### Brief 1
Please list the publication details the numpy pull request gives for the paper describing its exp algorithm: author, title, journal, volume, pages and year.
### Brief 2
Extend the numpy pull request description about the AVX512 float64 exp function, picking up right after its last sentence.

═══ Page extract

MAINT: AVX512 implementation with intrinsic for float64 input np.exp() by xiegengxin · Pull Request #15648 · numpy/numpy

xiegengxin · 2020-02-26T03:05:06Z

Because only float32 exp function has been implemented with avx512 intrinsic in numpy. When input is np.float64, np.exp() still using scalar version. I’ve implemented float64 exp function with avx512 intrinsic. The algorithm is described in ‘Tang, P.T.P., “Table-driven implementation of the exponential function in IEEE floating-point arithmetic,” ACM Transactions on Mathematical Software, vol. 15, pp. 144-157, 1989.’ Read here

I measured the execution time of np.exp by using timeit package. The test data is a 2*1024*1024 1-d array generated by np.random.randn(), and np.exp() is executed 16 times. The avx512 implementation is about 2.5x faster than the scalar version. I tested it on Centos8, and the CPU is Intel(R) Xeon(R) Platinum 8280L CPU @ 2.70GHz.

══════
═══ Entries shown

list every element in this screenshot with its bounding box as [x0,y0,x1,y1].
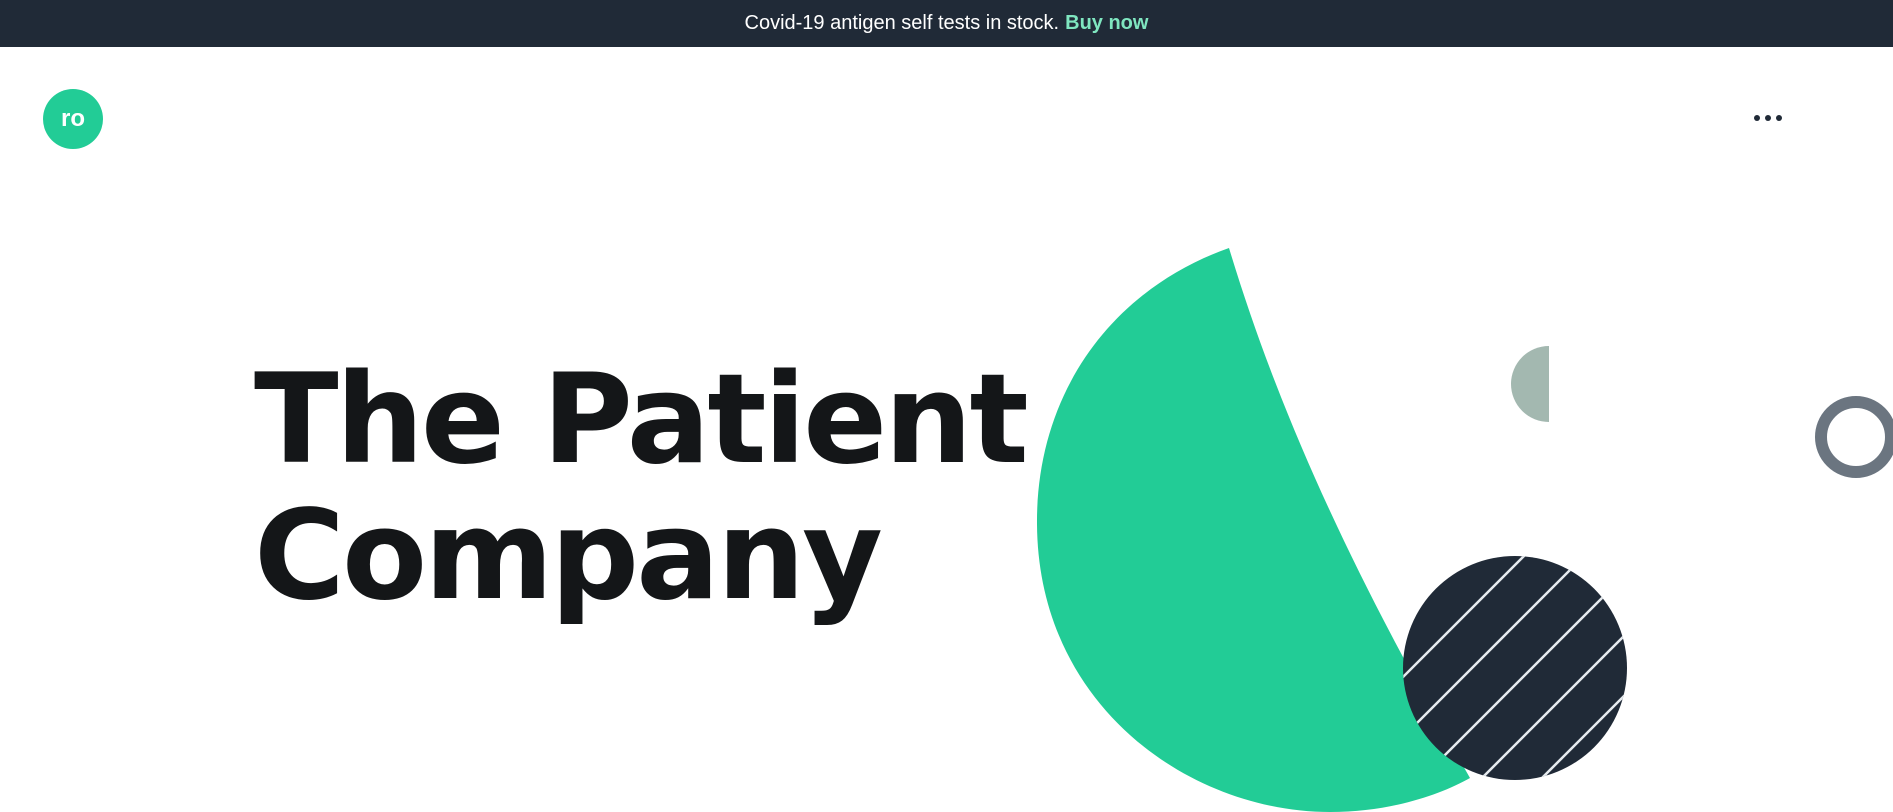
hero-illustration [1036,248,1893,812]
green-leaf-shape [1036,248,1470,812]
page: Covid-19 antigen self tests in stock. Bu… [0,0,1893,812]
gray-ring [1815,396,1893,478]
sage-half-circle [1511,346,1549,422]
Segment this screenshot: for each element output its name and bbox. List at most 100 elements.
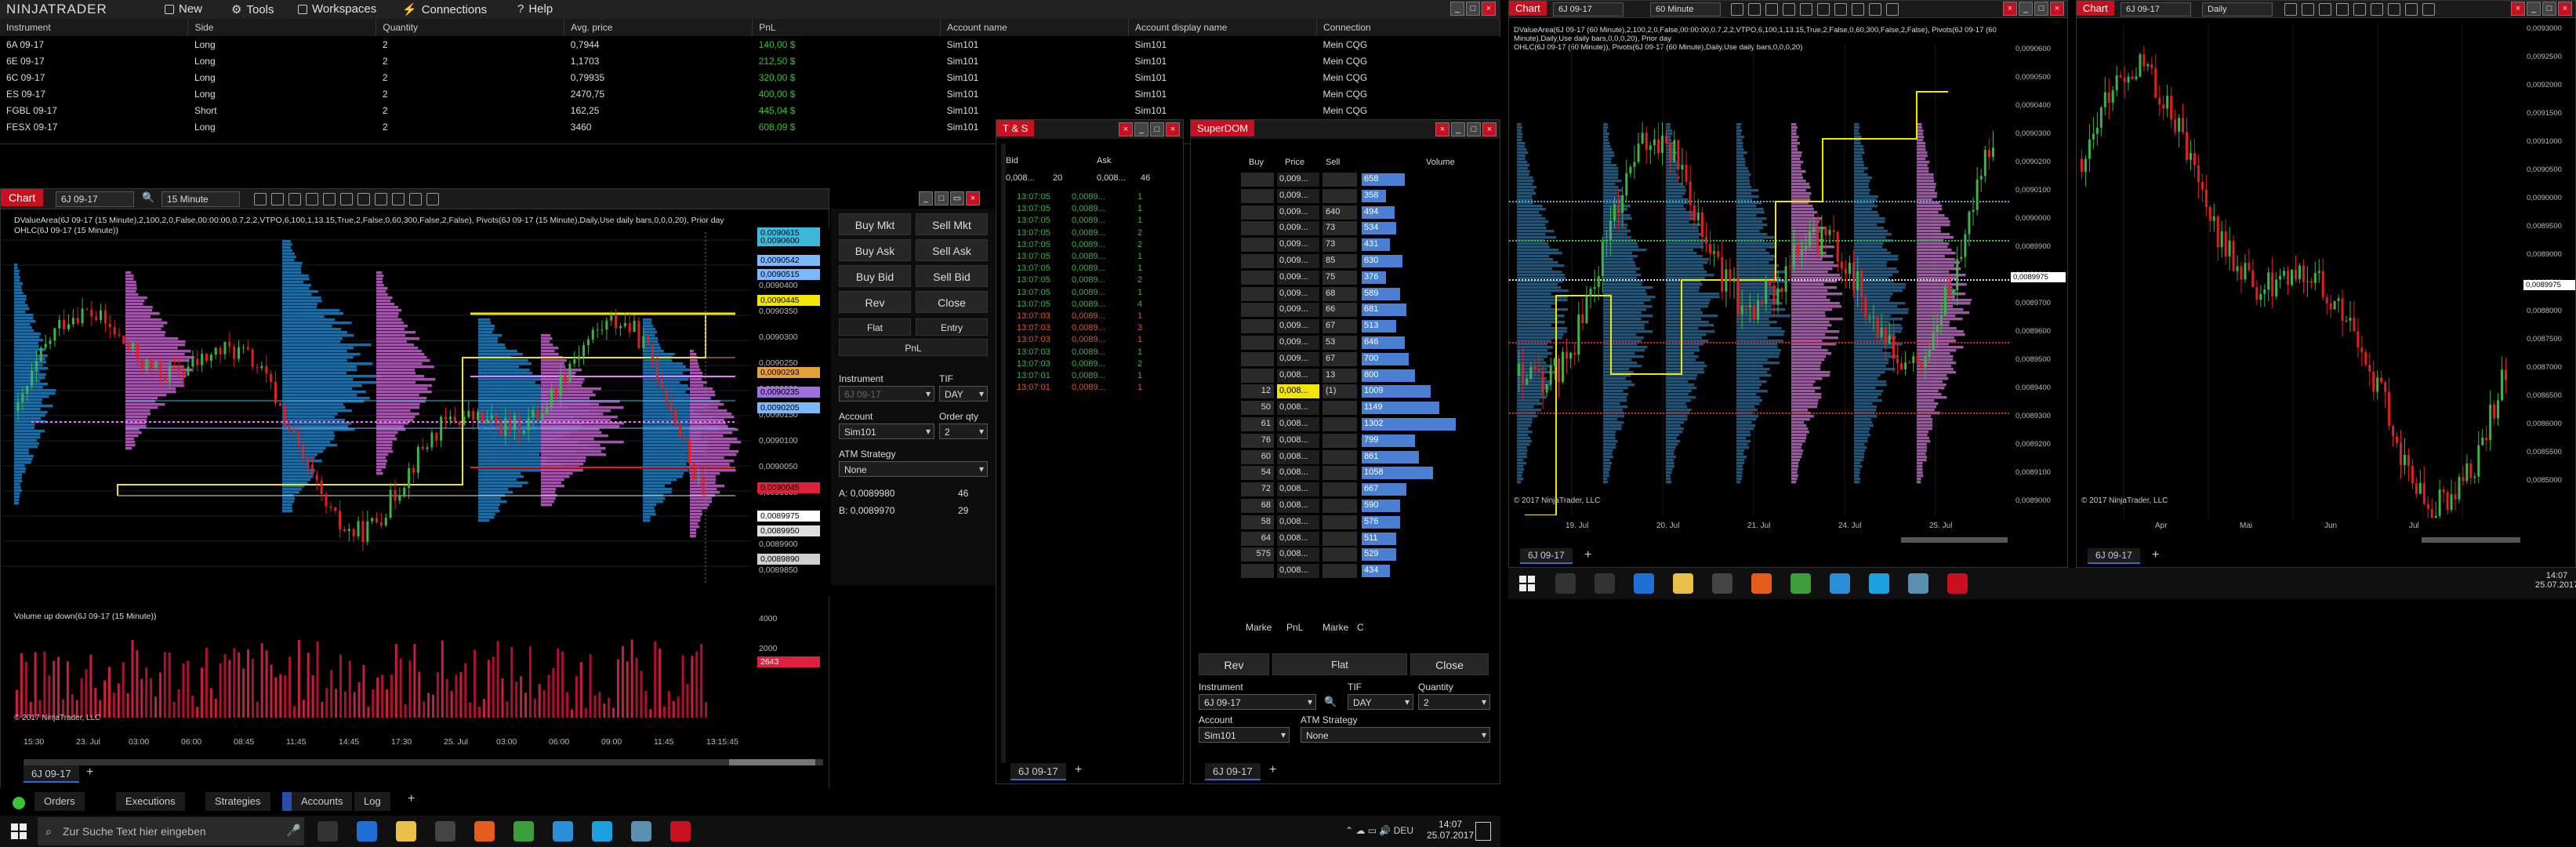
- chart3-tab[interactable]: Chart: [2077, 1, 2114, 16]
- chart2-scrollbar[interactable]: [1901, 537, 2008, 543]
- taskbar-app-icon[interactable]: [474, 821, 495, 842]
- sell-mkt-button[interactable]: Sell Mkt: [916, 213, 988, 235]
- column-header[interactable]: Account display name: [1128, 19, 1317, 36]
- dom-sell-cell[interactable]: [1322, 433, 1357, 448]
- account-select[interactable]: Sim101: [839, 424, 934, 439]
- tif-select[interactable]: DAY: [939, 386, 988, 402]
- chart2-interval-select[interactable]: 60 Minute: [1650, 2, 1721, 16]
- close-icon[interactable]: ×: [2558, 2, 2572, 16]
- sell-bid-button[interactable]: Sell Bid: [916, 265, 988, 287]
- taskbar-app-icon[interactable]: [631, 821, 651, 842]
- close-icon[interactable]: ×: [1119, 122, 1133, 136]
- chart-trader-icon[interactable]: [1852, 3, 1864, 16]
- minimize-icon[interactable]: _: [1450, 2, 1464, 16]
- taskbar-app-icon[interactable]: [1751, 573, 1772, 594]
- taskbar-app-icon[interactable]: [1595, 573, 1615, 594]
- dom-buy-cell[interactable]: 64: [1241, 531, 1274, 546]
- close-icon[interactable]: ×: [2003, 2, 2017, 16]
- tab-log[interactable]: Log: [354, 792, 390, 811]
- taskbar-app-icon[interactable]: [317, 821, 338, 842]
- taskbar-app-icon[interactable]: [1830, 573, 1850, 594]
- properties-icon[interactable]: [1869, 3, 1881, 16]
- dom-buy-cell[interactable]: 60: [1241, 449, 1274, 464]
- dom-buy-cell[interactable]: [1241, 351, 1274, 366]
- taskbar-app-icon[interactable]: [1555, 573, 1576, 594]
- dom-sell-cell[interactable]: 75: [1322, 270, 1357, 285]
- dom-row[interactable]: 0,009... 68 589: [1241, 286, 1500, 302]
- snapshot-icon[interactable]: [1886, 3, 1899, 16]
- dom-quantity-stepper[interactable]: 2: [1418, 694, 1490, 710]
- dom-buy-cell[interactable]: [1241, 564, 1274, 579]
- taskbar-search-input[interactable]: Zur Suche Text hier eingeben: [38, 817, 304, 845]
- dom-sell-cell[interactable]: [1322, 417, 1357, 431]
- dom-row[interactable]: 76 0,008... 799: [1241, 433, 1500, 449]
- strategies-icon[interactable]: [2371, 3, 2383, 16]
- dom-sell-cell[interactable]: [1322, 482, 1357, 497]
- dom-buy-cell[interactable]: 76: [1241, 433, 1274, 448]
- chart3-scrollbar[interactable]: [2422, 537, 2520, 543]
- crosshair-icon[interactable]: [2336, 3, 2349, 16]
- buy-mkt-button[interactable]: Buy Mkt: [839, 213, 911, 235]
- table-row[interactable]: ES 09-17 Long 2 2470,75 400,00 $ Sim101 Sim101…: [0, 85, 1500, 102]
- menu-workspaces[interactable]: Workspaces: [298, 2, 376, 16]
- dom-row[interactable]: 0,009... 85 630: [1241, 253, 1500, 269]
- dom-buy-cell[interactable]: [1241, 270, 1274, 285]
- add-tab-icon[interactable]: +: [1269, 763, 1276, 777]
- dom-row[interactable]: 58 0,008... 576: [1241, 514, 1500, 530]
- chart1-scrollbar[interactable]: [24, 759, 823, 765]
- close-icon[interactable]: ×: [1482, 122, 1497, 136]
- close-icon[interactable]: ×: [966, 191, 980, 205]
- draw-icon[interactable]: [1748, 3, 1761, 16]
- close-icon[interactable]: ×: [1482, 2, 1496, 16]
- taskbar-app-icon[interactable]: [592, 821, 612, 842]
- dom-sell-cell[interactable]: 85: [1322, 254, 1357, 268]
- dom-row[interactable]: 0,009... 75 376: [1241, 270, 1500, 285]
- indicators-icon[interactable]: [1817, 3, 1830, 16]
- chart3-interval-select[interactable]: Daily: [2202, 2, 2273, 16]
- properties-icon[interactable]: [392, 193, 405, 205]
- dom-sell-cell[interactable]: 53: [1322, 336, 1357, 350]
- buy-ask-button[interactable]: Buy Ask: [839, 239, 911, 261]
- maximize-icon[interactable]: □: [1150, 122, 1164, 136]
- add-tab-icon[interactable]: +: [408, 792, 415, 806]
- dom-row[interactable]: 60 0,008... 861: [1241, 449, 1500, 465]
- dom-sell-cell[interactable]: [1322, 173, 1357, 187]
- minimize-icon[interactable]: _: [1451, 122, 1465, 136]
- dom-buy-cell[interactable]: [1241, 336, 1274, 350]
- dom-row[interactable]: 0,009... 640 494: [1241, 205, 1500, 220]
- dom-buy-cell[interactable]: [1241, 254, 1274, 268]
- dom-account-select[interactable]: Sim101: [1199, 727, 1290, 743]
- taskbar-app-icon[interactable]: [1712, 573, 1732, 594]
- dom-reverse-button[interactable]: Rev: [1199, 653, 1269, 675]
- dom-buy-cell[interactable]: [1241, 238, 1274, 253]
- dom-row[interactable]: 0,009... 67 700: [1241, 351, 1500, 367]
- dom-buy-cell[interactable]: 50: [1241, 401, 1274, 416]
- dom-row[interactable]: 0,009... 73 534: [1241, 220, 1500, 236]
- crosshair-icon[interactable]: [1800, 3, 1812, 16]
- indicators-icon[interactable]: [340, 193, 353, 205]
- dom-sell-cell[interactable]: 68: [1322, 286, 1357, 301]
- dom-sell-cell[interactable]: 66: [1322, 303, 1357, 318]
- tab-orders[interactable]: Orders: [34, 792, 85, 811]
- instrument-select[interactable]: 6J 09-17: [839, 386, 934, 402]
- snapshot-icon[interactable]: [2422, 3, 2435, 16]
- dom-sell-cell[interactable]: [1322, 564, 1357, 579]
- dom-buy-cell[interactable]: 72: [1241, 482, 1274, 497]
- taskbar-app-icon[interactable]: [1947, 573, 1968, 594]
- dom-row[interactable]: 0,009... 658: [1241, 172, 1500, 187]
- chart2-instrument-select[interactable]: 6J 09-17: [1553, 2, 1624, 16]
- dom-row[interactable]: 0,008... 13 800: [1241, 368, 1500, 384]
- taskbar-app-icon[interactable]: [357, 821, 377, 842]
- dom-row[interactable]: 50 0,008... 1149: [1241, 400, 1500, 416]
- taskbar-app-icon[interactable]: [1908, 573, 1928, 594]
- tab-accounts[interactable]: Accounts: [292, 792, 353, 811]
- taskbar-app-icon[interactable]: [1673, 573, 1693, 594]
- maximize-icon[interactable]: □: [2034, 2, 2048, 16]
- chart1-instrument-tab[interactable]: 6J 09-17: [24, 765, 79, 783]
- table-row[interactable]: FGBL 09-17 Short 2 162,25 445,04 $ Sim101 Sim1…: [0, 102, 1500, 118]
- dom-sell-cell[interactable]: 73: [1322, 238, 1357, 253]
- dom-market-sell[interactable]: Marke: [1322, 622, 1348, 633]
- sell-ask-button[interactable]: Sell Ask: [916, 239, 988, 261]
- minimize-icon[interactable]: _: [1134, 122, 1148, 136]
- dom-row[interactable]: 0,008... 434: [1241, 563, 1500, 579]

══════

### Expected answer 1
- Author: Tang, P.T.P.
- Title: "Table-driven implementation of the exponential function in IEEE floating-point arithmetic"
- Journal: ACM Transactions on Mathematical Software
- Volume: 15
- Pages: 144-157
- Year: 1989

### Expected answer 2
function	avx512	scalar version(libm)
time(s)	0.09	0.229

Tang’s paper has proved the accuracy of his algorithm is less than 0.77 ulp. I provided 104 accuracy test data in numpy/core/tests/data/umath-validation-set-exp, the accuracy test show that none of them is larger than 1 ulp.

numpy/core/src/umath/simd.inc.src

mattip · 2020-02-26T11:56:53Z

Cool. A few questions:

Does this show up in the benchmark suite (python -mpip install asv virtualenv; python runtests.py --benchmark-compare HEAD)?
How much larger does the _multiarray_umath.so module grow with this code addition? We are a little concerned about code bloat.
This reimplements a new algorithm. Can there be any code share with the float32 version?
How did you generate the "correct" answers for the accuracy tests?

xiegengxin · 2020-02-27T06:12:35Z

Cool. A few questions:

Does this show up in the benchmark suite (python -mpip install asv virtualenv; python runtests.py --benchmark-compare HEAD)?

How much larger does the _multiarray_umath.so module grow with this code addition? We are a little concerned about code bloat.

This reimplements a new algorithm. Can there be any code share with the float32 version?

How did you generate the "correct" answers for the accuracy tests?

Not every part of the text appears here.